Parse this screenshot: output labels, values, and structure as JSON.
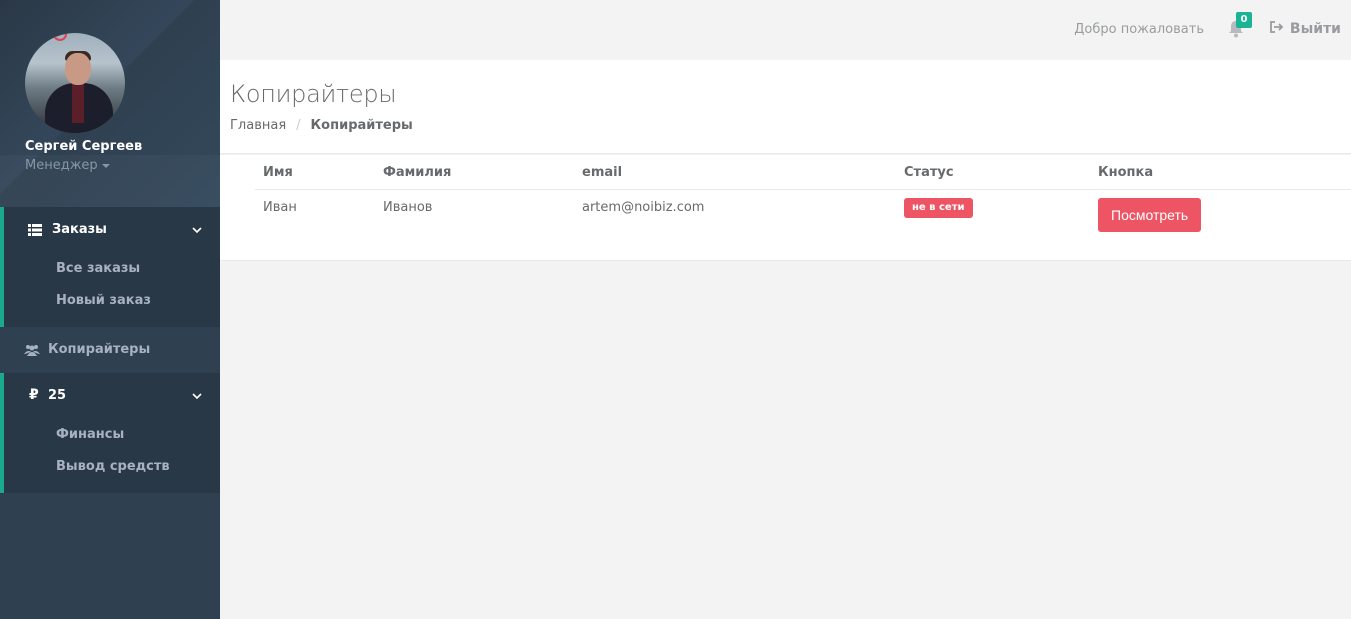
{
  "sidebar": {
    "profile": {
      "name": "Сергей Сергеев",
      "role": "Менеджер"
    },
    "groups": [
      {
        "label": "Заказы",
        "icon": "list-icon",
        "items": [
          "Все заказы",
          "Новый заказ"
        ]
      },
      {
        "label": "25",
        "icon": "ruble-icon",
        "items": [
          "Финансы",
          "Вывод средств"
        ]
      }
    ],
    "copywriters_label": "Копирайтеры"
  },
  "topbar": {
    "welcome": "Добро пожаловать",
    "notifications_count": "0",
    "logout_label": "Выйти"
  },
  "heading": {
    "title": "Копирайтеры",
    "breadcrumb": {
      "home": "Главная",
      "separator": "/",
      "active": "Копирайтеры"
    }
  },
  "table": {
    "columns": [
      "Имя",
      "Фамилия",
      "email",
      "Статус",
      "Кнопка"
    ],
    "rows": [
      {
        "first_name": "Иван",
        "last_name": "Иванов",
        "email": "artem@noibiz.com",
        "status": "не в сети",
        "button": "Посмотреть"
      }
    ]
  },
  "colors": {
    "sidebar": "#2f4050",
    "accent": "#19aa8d",
    "danger": "#ed5565",
    "badge": "#1ab394"
  }
}
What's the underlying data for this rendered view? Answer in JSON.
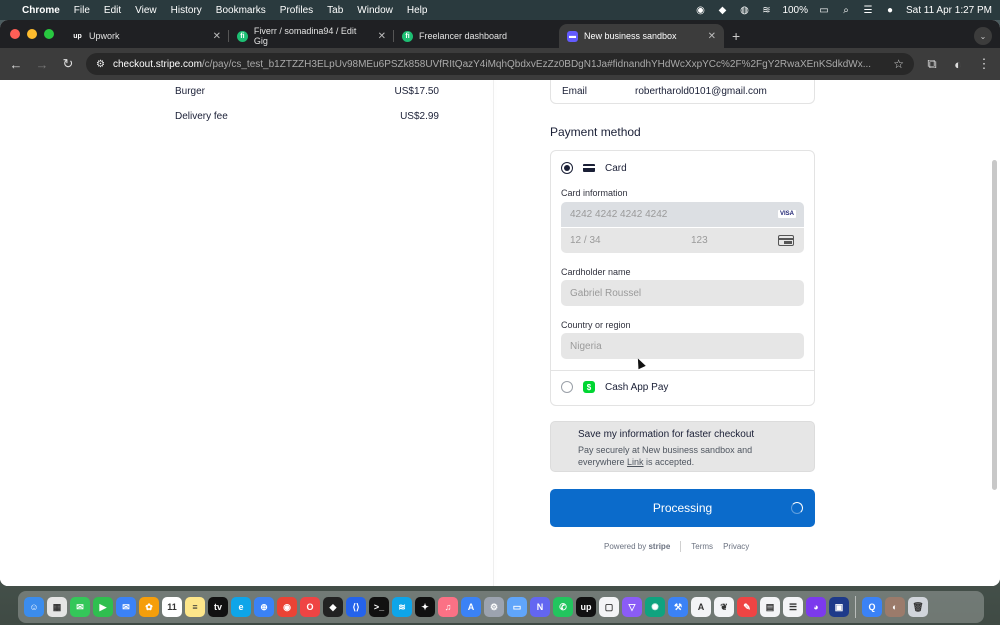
{
  "menubar": {
    "app": "Chrome",
    "items": [
      "File",
      "Edit",
      "View",
      "History",
      "Bookmarks",
      "Profiles",
      "Tab",
      "Window",
      "Help"
    ],
    "battery": "100%",
    "datetime": "Sat 11 Apr  1:27 PM"
  },
  "tabs": [
    {
      "title": "Upwork",
      "favicon": "up",
      "color": "#1f2023"
    },
    {
      "title": "Fiverr / somadina94 / Edit Gig",
      "favicon": "fi",
      "color": "#1dbf73"
    },
    {
      "title": "Freelancer dashboard",
      "favicon": "fi",
      "color": "#1dbf73"
    },
    {
      "title": "New business sandbox",
      "favicon": "■",
      "color": "#635bff"
    }
  ],
  "omnibox": {
    "host": "checkout.stripe.com",
    "path": "/c/pay/cs_test_b1ZTZZH3ELpUv98MEu6PSZk858UVfRItQazY4iMqhQbdxvEzZz0BDgN1Ja#fidnandhYHdWcXxpYCc%2F%2FgY2RwaXEnKSdkdWx..."
  },
  "order": {
    "lines": [
      {
        "label": "Burger",
        "amount": "US$17.50"
      },
      {
        "label": "Delivery fee",
        "amount": "US$2.99"
      }
    ]
  },
  "contact": {
    "email_label": "Email",
    "email_value": "robertharold0101@gmail.com"
  },
  "payment": {
    "title": "Payment method",
    "card_label": "Card",
    "card_info_label": "Card information",
    "card_number": "4242 4242 4242 4242",
    "card_brand": "VISA",
    "expiry": "12 / 34",
    "cvc": "123",
    "cardholder_label": "Cardholder name",
    "cardholder_value": "Gabriel Roussel",
    "country_label": "Country or region",
    "country_value": "Nigeria",
    "cashapp_label": "Cash App Pay",
    "cashapp_icon": "$"
  },
  "link": {
    "title": "Save my information for faster checkout",
    "text_before": "Pay securely at New business sandbox and everywhere ",
    "link_word": "Link",
    "text_after": " is accepted."
  },
  "pay_button": {
    "label": "Processing"
  },
  "footer": {
    "powered_by": "Powered by",
    "brand": "stripe",
    "terms": "Terms",
    "privacy": "Privacy"
  },
  "colors": {
    "accent": "#0b6bcb",
    "cashapp": "#00d632"
  },
  "dock_apps": [
    {
      "name": "finder-icon",
      "color": "#3b8ced",
      "glyph": "☺"
    },
    {
      "name": "launchpad-icon",
      "color": "#e5e5e5",
      "glyph": "▦"
    },
    {
      "name": "messages-icon",
      "color": "#34c759",
      "glyph": "✉"
    },
    {
      "name": "facetime-icon",
      "color": "#2fbf4f",
      "glyph": "▶"
    },
    {
      "name": "mail-icon",
      "color": "#3b82f6",
      "glyph": "✉"
    },
    {
      "name": "photos-icon",
      "color": "#f59e0b",
      "glyph": "✿"
    },
    {
      "name": "calendar-icon",
      "color": "#ffffff",
      "glyph": "11"
    },
    {
      "name": "notes-icon",
      "color": "#fde68a",
      "glyph": "≡"
    },
    {
      "name": "tv-icon",
      "color": "#111111",
      "glyph": "tv"
    },
    {
      "name": "edge-icon",
      "color": "#0ea5e9",
      "glyph": "e"
    },
    {
      "name": "safari-icon",
      "color": "#3b82f6",
      "glyph": "⊕"
    },
    {
      "name": "chrome-icon",
      "color": "#ea4335",
      "glyph": "◉"
    },
    {
      "name": "opera-icon",
      "color": "#ef4444",
      "glyph": "O"
    },
    {
      "name": "cube-icon",
      "color": "#222222",
      "glyph": "◆"
    },
    {
      "name": "vscode-icon",
      "color": "#2563eb",
      "glyph": "⟨⟩"
    },
    {
      "name": "terminal-icon",
      "color": "#111111",
      "glyph": ">_"
    },
    {
      "name": "docker-icon",
      "color": "#0ea5e9",
      "glyph": "≋"
    },
    {
      "name": "figma-icon",
      "color": "#111111",
      "glyph": "✦"
    },
    {
      "name": "music-icon",
      "color": "#fb7185",
      "glyph": "♫"
    },
    {
      "name": "appstore-icon",
      "color": "#3b82f6",
      "glyph": "A"
    },
    {
      "name": "settings-icon",
      "color": "#9ca3af",
      "glyph": "⚙"
    },
    {
      "name": "files-icon",
      "color": "#60a5fa",
      "glyph": "▭"
    },
    {
      "name": "notion-icon",
      "color": "#6366f1",
      "glyph": "N"
    },
    {
      "name": "whatsapp-icon",
      "color": "#22c55e",
      "glyph": "✆"
    },
    {
      "name": "upwork-icon",
      "color": "#111111",
      "glyph": "up"
    },
    {
      "name": "preview-icon",
      "color": "#f3f4f6",
      "glyph": "▢"
    },
    {
      "name": "proton-icon",
      "color": "#8b5cf6",
      "glyph": "▽"
    },
    {
      "name": "chatgpt-icon",
      "color": "#10a37f",
      "glyph": "✺"
    },
    {
      "name": "xcode-icon",
      "color": "#3b82f6",
      "glyph": "⚒"
    },
    {
      "name": "fontbook-icon",
      "color": "#f3f4f6",
      "glyph": "A"
    },
    {
      "name": "mongodb-icon",
      "color": "#f3f4f6",
      "glyph": "❦"
    },
    {
      "name": "pen-icon",
      "color": "#ef4444",
      "glyph": "✎"
    },
    {
      "name": "calculator-icon",
      "color": "#f3f4f6",
      "glyph": "▤"
    },
    {
      "name": "reminders-icon",
      "color": "#f3f4f6",
      "glyph": "☰"
    },
    {
      "name": "firefox-icon",
      "color": "#7c3aed",
      "glyph": "◕"
    },
    {
      "name": "finder2-icon",
      "color": "#1e3a8a",
      "glyph": "▣"
    },
    {
      "name": "quicktime-icon",
      "color": "#3b82f6",
      "glyph": "Q"
    },
    {
      "name": "photo-thumb-icon",
      "color": "#9b7b6b",
      "glyph": "◐"
    },
    {
      "name": "trash-icon",
      "color": "#d1d5db",
      "glyph": "🗑"
    }
  ]
}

----

EXERCISE TASK → Pull out the lines above in which the word "information" appears.

EXERCISE SOLUTION →
    "card_info_label": "Card information",
    "title": "Save my information for faster checkout",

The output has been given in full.